_Provided material_
:::

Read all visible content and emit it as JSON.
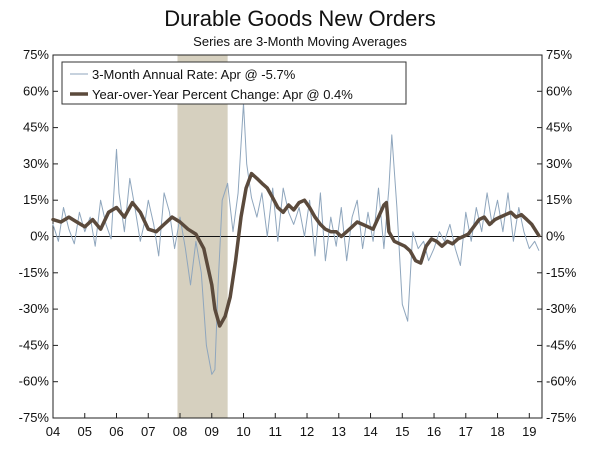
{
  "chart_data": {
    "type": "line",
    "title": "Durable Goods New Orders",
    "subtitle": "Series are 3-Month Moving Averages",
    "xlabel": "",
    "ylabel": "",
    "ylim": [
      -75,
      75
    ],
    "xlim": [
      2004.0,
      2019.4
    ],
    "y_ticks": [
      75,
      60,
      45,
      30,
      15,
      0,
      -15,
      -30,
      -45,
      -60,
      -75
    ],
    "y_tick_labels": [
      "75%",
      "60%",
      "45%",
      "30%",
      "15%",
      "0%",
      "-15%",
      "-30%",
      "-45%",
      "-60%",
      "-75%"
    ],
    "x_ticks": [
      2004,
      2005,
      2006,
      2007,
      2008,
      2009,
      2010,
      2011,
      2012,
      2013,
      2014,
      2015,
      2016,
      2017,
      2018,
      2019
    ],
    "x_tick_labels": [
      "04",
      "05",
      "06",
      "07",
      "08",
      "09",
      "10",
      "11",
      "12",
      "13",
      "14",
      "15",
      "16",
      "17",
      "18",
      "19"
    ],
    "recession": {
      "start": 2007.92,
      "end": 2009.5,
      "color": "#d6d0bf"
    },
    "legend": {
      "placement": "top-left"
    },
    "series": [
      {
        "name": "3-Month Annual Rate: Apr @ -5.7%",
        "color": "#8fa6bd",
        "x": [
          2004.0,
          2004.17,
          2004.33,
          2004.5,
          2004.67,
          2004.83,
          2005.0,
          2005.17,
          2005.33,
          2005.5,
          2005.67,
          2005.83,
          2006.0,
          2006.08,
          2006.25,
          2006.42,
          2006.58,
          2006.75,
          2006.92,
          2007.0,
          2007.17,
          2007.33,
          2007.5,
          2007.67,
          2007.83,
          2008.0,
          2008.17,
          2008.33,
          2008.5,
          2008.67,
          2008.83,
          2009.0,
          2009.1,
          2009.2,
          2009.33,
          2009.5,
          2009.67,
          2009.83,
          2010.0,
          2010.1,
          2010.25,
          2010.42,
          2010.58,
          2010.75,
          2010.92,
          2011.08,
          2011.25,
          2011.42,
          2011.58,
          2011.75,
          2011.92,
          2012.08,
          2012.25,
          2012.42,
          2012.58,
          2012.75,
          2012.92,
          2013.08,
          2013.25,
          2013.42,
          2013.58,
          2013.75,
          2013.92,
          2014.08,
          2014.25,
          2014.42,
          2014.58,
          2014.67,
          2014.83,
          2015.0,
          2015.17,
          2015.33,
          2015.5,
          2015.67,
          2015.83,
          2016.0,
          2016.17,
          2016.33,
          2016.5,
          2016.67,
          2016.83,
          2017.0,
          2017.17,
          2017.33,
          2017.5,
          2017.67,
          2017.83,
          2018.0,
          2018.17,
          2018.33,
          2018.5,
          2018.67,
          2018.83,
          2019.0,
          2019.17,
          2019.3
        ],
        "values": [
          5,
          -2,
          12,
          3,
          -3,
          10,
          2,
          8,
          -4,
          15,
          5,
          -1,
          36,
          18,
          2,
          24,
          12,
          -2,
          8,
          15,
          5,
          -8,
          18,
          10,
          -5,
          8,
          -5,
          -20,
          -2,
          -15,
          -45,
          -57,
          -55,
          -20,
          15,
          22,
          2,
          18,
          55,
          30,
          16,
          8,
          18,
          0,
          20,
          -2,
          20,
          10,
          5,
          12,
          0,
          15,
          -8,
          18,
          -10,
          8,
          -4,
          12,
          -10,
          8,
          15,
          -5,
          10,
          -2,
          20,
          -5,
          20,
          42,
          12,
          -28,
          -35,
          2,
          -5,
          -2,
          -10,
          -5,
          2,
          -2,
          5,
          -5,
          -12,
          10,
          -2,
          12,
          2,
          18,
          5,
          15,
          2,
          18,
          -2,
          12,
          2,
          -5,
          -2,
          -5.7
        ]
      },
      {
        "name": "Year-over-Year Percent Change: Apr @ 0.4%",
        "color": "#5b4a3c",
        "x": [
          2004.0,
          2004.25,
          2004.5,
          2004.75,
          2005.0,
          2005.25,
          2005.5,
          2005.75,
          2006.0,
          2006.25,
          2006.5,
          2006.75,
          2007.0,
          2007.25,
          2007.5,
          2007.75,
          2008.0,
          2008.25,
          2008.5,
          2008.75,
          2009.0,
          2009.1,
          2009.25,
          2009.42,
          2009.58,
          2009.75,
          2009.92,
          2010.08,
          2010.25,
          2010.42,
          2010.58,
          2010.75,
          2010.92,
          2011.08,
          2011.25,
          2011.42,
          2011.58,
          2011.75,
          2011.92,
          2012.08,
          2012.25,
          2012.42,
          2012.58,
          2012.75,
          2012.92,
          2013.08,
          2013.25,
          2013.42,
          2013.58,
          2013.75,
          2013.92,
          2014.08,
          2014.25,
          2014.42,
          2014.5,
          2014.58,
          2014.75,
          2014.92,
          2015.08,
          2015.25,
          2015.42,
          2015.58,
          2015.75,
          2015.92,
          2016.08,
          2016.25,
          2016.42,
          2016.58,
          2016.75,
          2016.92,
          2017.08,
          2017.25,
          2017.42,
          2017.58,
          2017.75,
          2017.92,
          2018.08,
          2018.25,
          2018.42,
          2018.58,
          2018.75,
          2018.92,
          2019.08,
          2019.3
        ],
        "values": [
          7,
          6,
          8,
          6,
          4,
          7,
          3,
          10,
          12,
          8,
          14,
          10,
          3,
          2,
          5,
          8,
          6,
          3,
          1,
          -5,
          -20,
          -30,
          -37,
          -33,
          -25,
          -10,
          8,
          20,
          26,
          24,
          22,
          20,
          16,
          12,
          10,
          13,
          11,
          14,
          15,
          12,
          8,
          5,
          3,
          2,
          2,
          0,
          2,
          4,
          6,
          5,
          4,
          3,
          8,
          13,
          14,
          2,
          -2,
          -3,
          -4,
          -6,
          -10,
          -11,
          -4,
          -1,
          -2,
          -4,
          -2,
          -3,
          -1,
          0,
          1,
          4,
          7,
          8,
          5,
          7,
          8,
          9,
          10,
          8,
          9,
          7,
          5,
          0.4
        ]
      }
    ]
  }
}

:::

_Required work_
Point out every line holding the string "Month" and copy it.

_Right answer_
    "subtitle": "Series are 3-Month Moving Averages",
        "name": "3-Month Annual Rate: Apr @ -5.7%",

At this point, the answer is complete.